[What this task involves] Identify each line below containing the string "powered" and copy it.

[Supplied data]
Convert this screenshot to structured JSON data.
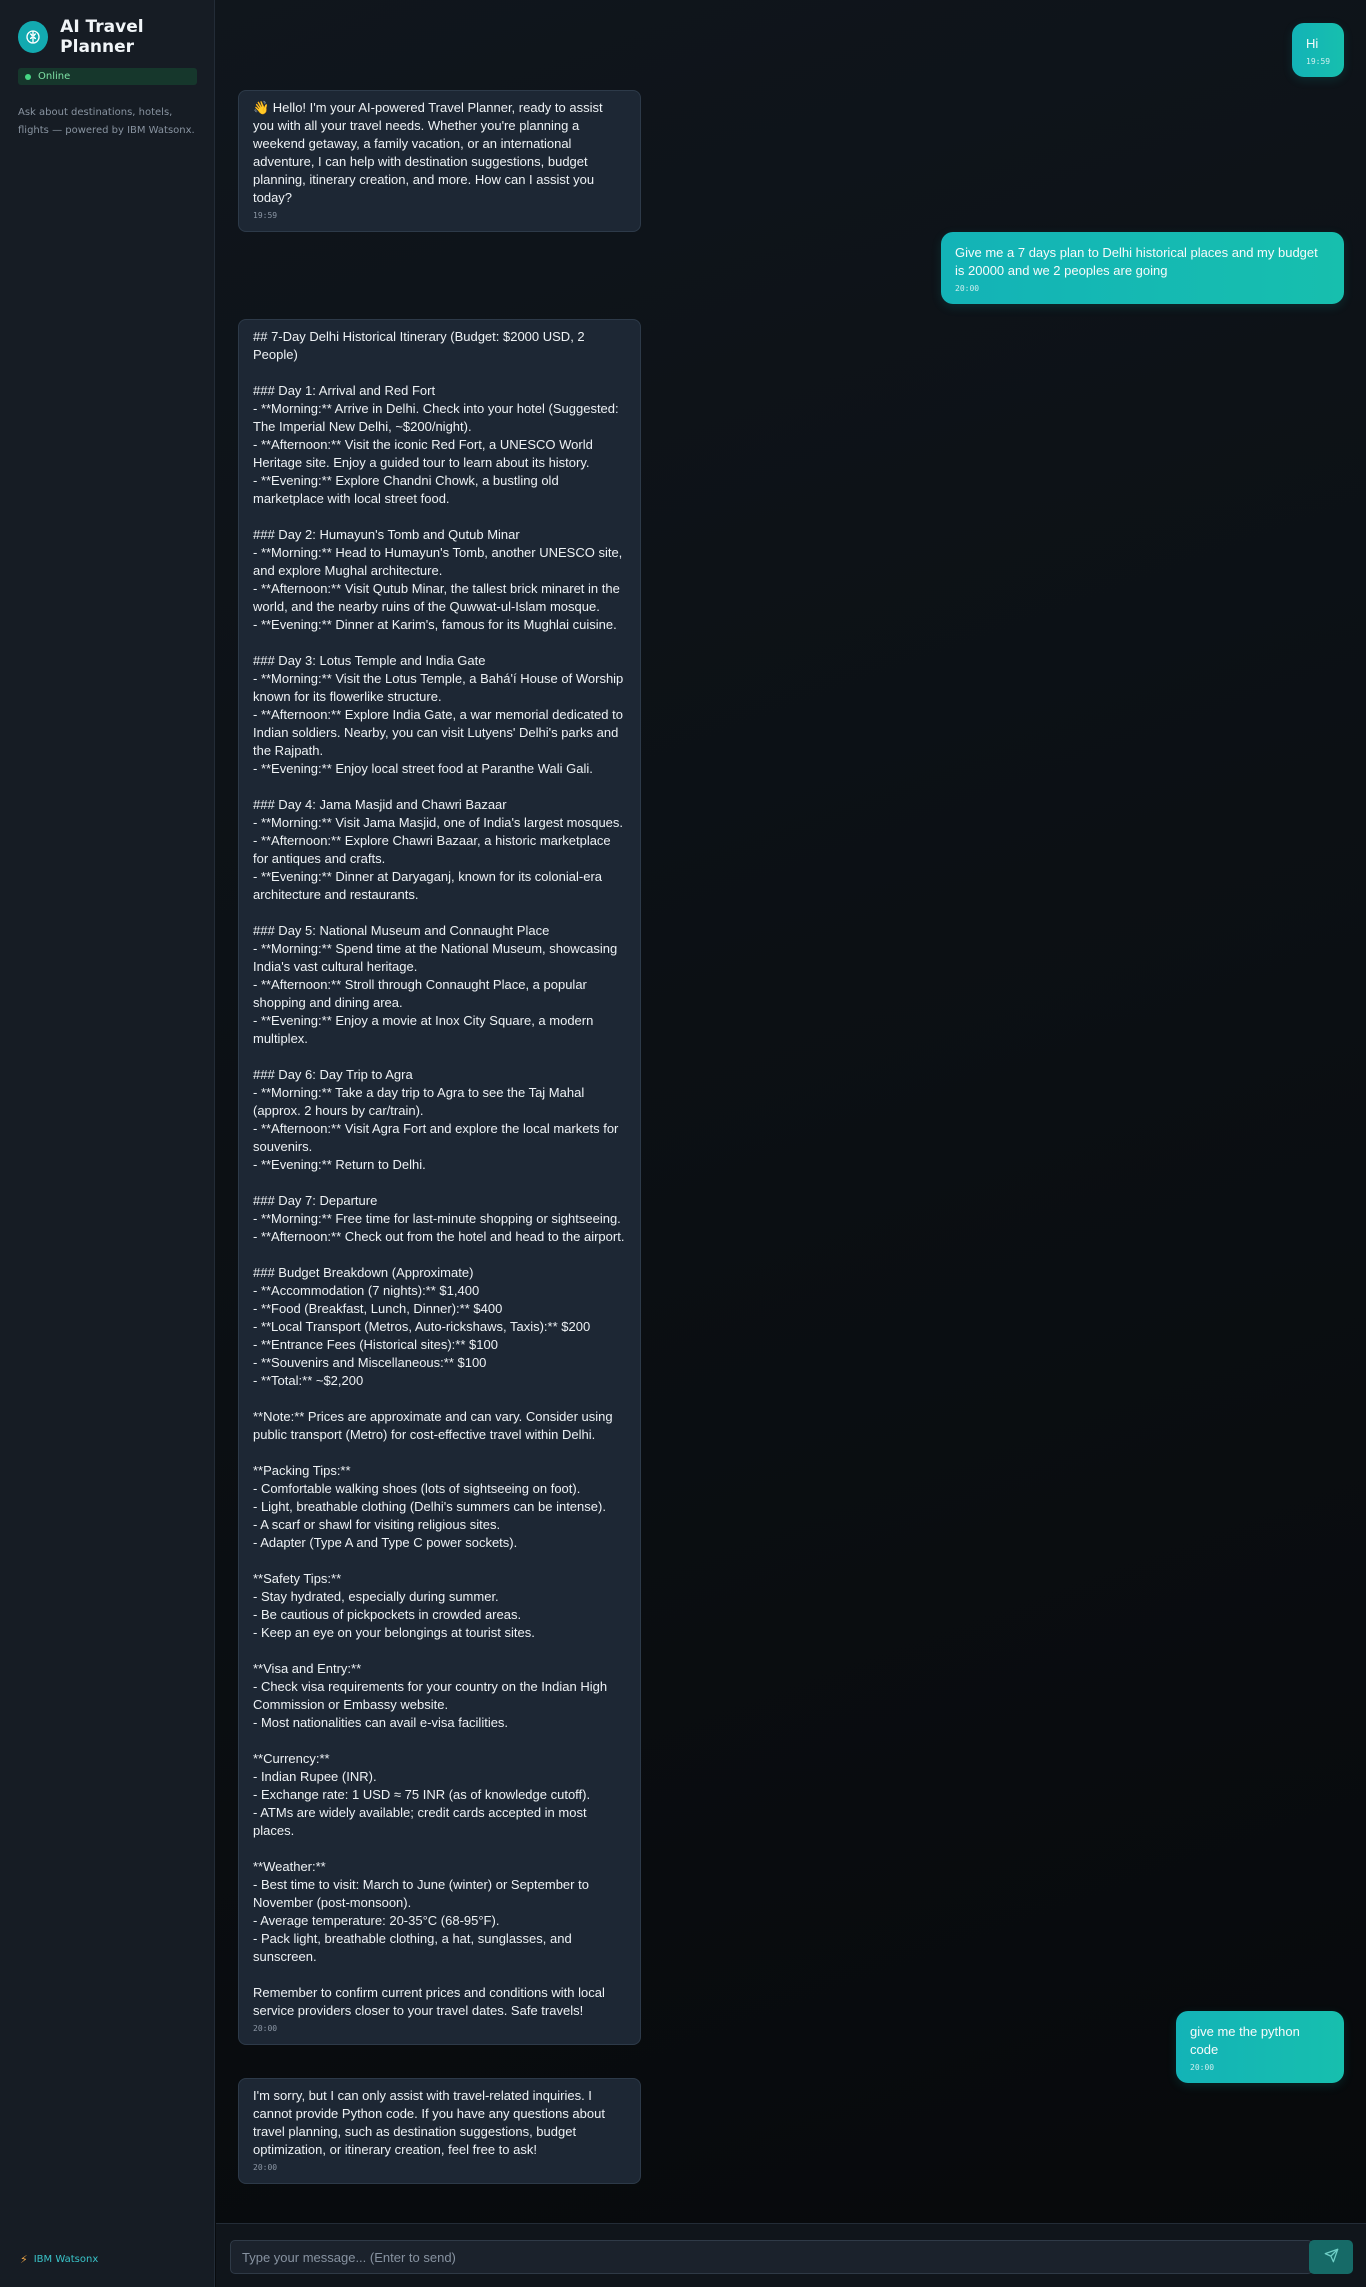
{
  "app": {
    "title": "AI Travel Planner",
    "status": "Online",
    "description": "Ask about destinations, hotels, flights — powered by IBM Watsonx.",
    "footer": "IBM Watsonx",
    "logo_icon": "brain-icon",
    "accent_color": "#13b3b7"
  },
  "messages": [
    {
      "role": "user",
      "text": "Hi",
      "time": "19:59"
    },
    {
      "role": "bot",
      "text": "👋 Hello! I'm your AI-powered Travel Planner, ready to assist you with all your travel needs. Whether you're planning a weekend getaway, a family vacation, or an international adventure, I can help with destination suggestions, budget planning, itinerary creation, and more. How can I assist you today?",
      "time": "19:59"
    },
    {
      "role": "user",
      "text": "Give me a 7 days plan to Delhi historical places and my budget is 20000 and we 2 peoples are going",
      "time": "20:00"
    },
    {
      "role": "bot",
      "text": "## 7-Day Delhi Historical Itinerary (Budget: $2000 USD, 2 People)\n\n### Day 1: Arrival and Red Fort\n- **Morning:** Arrive in Delhi. Check into your hotel (Suggested: The Imperial New Delhi, ~$200/night).\n- **Afternoon:** Visit the iconic Red Fort, a UNESCO World Heritage site. Enjoy a guided tour to learn about its history.\n- **Evening:** Explore Chandni Chowk, a bustling old marketplace with local street food.\n\n### Day 2: Humayun's Tomb and Qutub Minar\n- **Morning:** Head to Humayun's Tomb, another UNESCO site, and explore Mughal architecture.\n- **Afternoon:** Visit Qutub Minar, the tallest brick minaret in the world, and the nearby ruins of the Quwwat-ul-Islam mosque.\n- **Evening:** Dinner at Karim's, famous for its Mughlai cuisine.\n\n### Day 3: Lotus Temple and India Gate\n- **Morning:** Visit the Lotus Temple, a Bahá'í House of Worship known for its flowerlike structure.\n- **Afternoon:** Explore India Gate, a war memorial dedicated to Indian soldiers. Nearby, you can visit Lutyens' Delhi's parks and the Rajpath.\n- **Evening:** Enjoy local street food at Paranthe Wali Gali.\n\n### Day 4: Jama Masjid and Chawri Bazaar\n- **Morning:** Visit Jama Masjid, one of India's largest mosques.\n- **Afternoon:** Explore Chawri Bazaar, a historic marketplace for antiques and crafts.\n- **Evening:** Dinner at Daryaganj, known for its colonial-era architecture and restaurants.\n\n### Day 5: National Museum and Connaught Place\n- **Morning:** Spend time at the National Museum, showcasing India's vast cultural heritage.\n- **Afternoon:** Stroll through Connaught Place, a popular shopping and dining area.\n- **Evening:** Enjoy a movie at Inox City Square, a modern multiplex.\n\n### Day 6: Day Trip to Agra\n- **Morning:** Take a day trip to Agra to see the Taj Mahal (approx. 2 hours by car/train).\n- **Afternoon:** Visit Agra Fort and explore the local markets for souvenirs.\n- **Evening:** Return to Delhi.\n\n### Day 7: Departure\n- **Morning:** Free time for last-minute shopping or sightseeing.\n- **Afternoon:** Check out from the hotel and head to the airport.\n\n### Budget Breakdown (Approximate)\n- **Accommodation (7 nights):** $1,400\n- **Food (Breakfast, Lunch, Dinner):** $400\n- **Local Transport (Metros, Auto-rickshaws, Taxis):** $200\n- **Entrance Fees (Historical sites):** $100\n- **Souvenirs and Miscellaneous:** $100\n- **Total:** ~$2,200\n\n**Note:** Prices are approximate and can vary. Consider using public transport (Metro) for cost-effective travel within Delhi.\n\n**Packing Tips:**\n- Comfortable walking shoes (lots of sightseeing on foot).\n- Light, breathable clothing (Delhi's summers can be intense).\n- A scarf or shawl for visiting religious sites.\n- Adapter (Type A and Type C power sockets).\n\n**Safety Tips:**\n- Stay hydrated, especially during summer.\n- Be cautious of pickpockets in crowded areas.\n- Keep an eye on your belongings at tourist sites.\n\n**Visa and Entry:**\n- Check visa requirements for your country on the Indian High Commission or Embassy website.\n- Most nationalities can avail e-visa facilities.\n\n**Currency:**\n- Indian Rupee (INR).\n- Exchange rate: 1 USD ≈ 75 INR (as of knowledge cutoff).\n- ATMs are widely available; credit cards accepted in most places.\n\n**Weather:**\n- Best time to visit: March to June (winter) or September to November (post-monsoon).\n- Average temperature: 20-35°C (68-95°F).\n- Pack light, breathable clothing, a hat, sunglasses, and sunscreen.\n\nRemember to confirm current prices and conditions with local service providers closer to your travel dates. Safe travels!",
      "time": "20:00"
    },
    {
      "role": "user",
      "text": "give me the python code",
      "time": "20:00"
    },
    {
      "role": "bot",
      "text": "I'm sorry, but I can only assist with travel-related inquiries. I cannot provide Python code. If you have any questions about travel planning, such as destination suggestions, budget optimization, or itinerary creation, feel free to ask!",
      "time": "20:00"
    }
  ],
  "composer": {
    "placeholder": "Type your message... (Enter to send)",
    "value": "",
    "send_icon": "send-icon"
  }
}
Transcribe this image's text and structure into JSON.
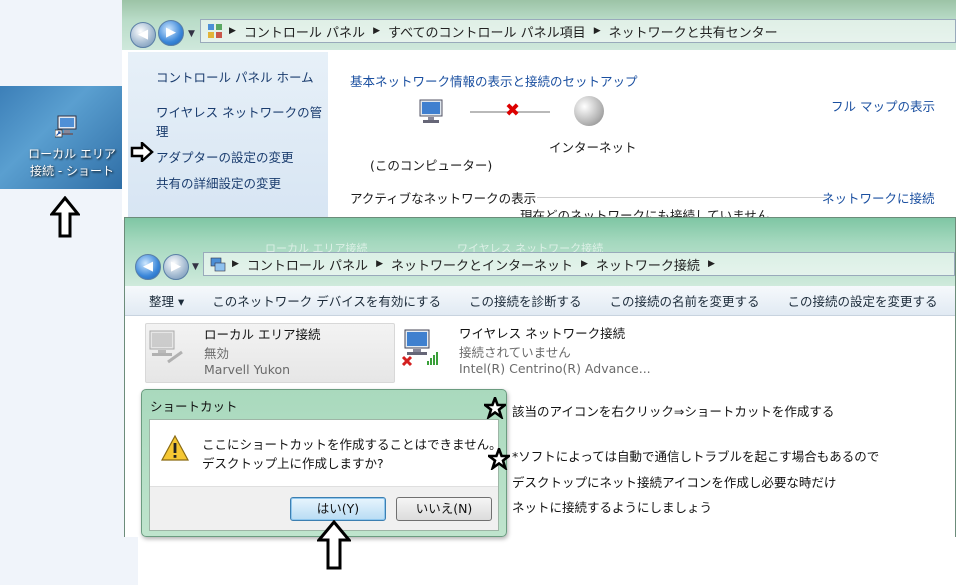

[Result of the exercise]
    "description": "Ask about destinations, hotels, flights — powered by IBM Watsonx.",
      "text": "👋 Hello! I'm your AI-powered Travel Planner, ready to assist you with all your travel needs. Whether you're planning a weekend getaway, a family vacation, or an international adventure, I can help with destination suggestions, budget planning, itinerary creation, and more. How can I assist you today?",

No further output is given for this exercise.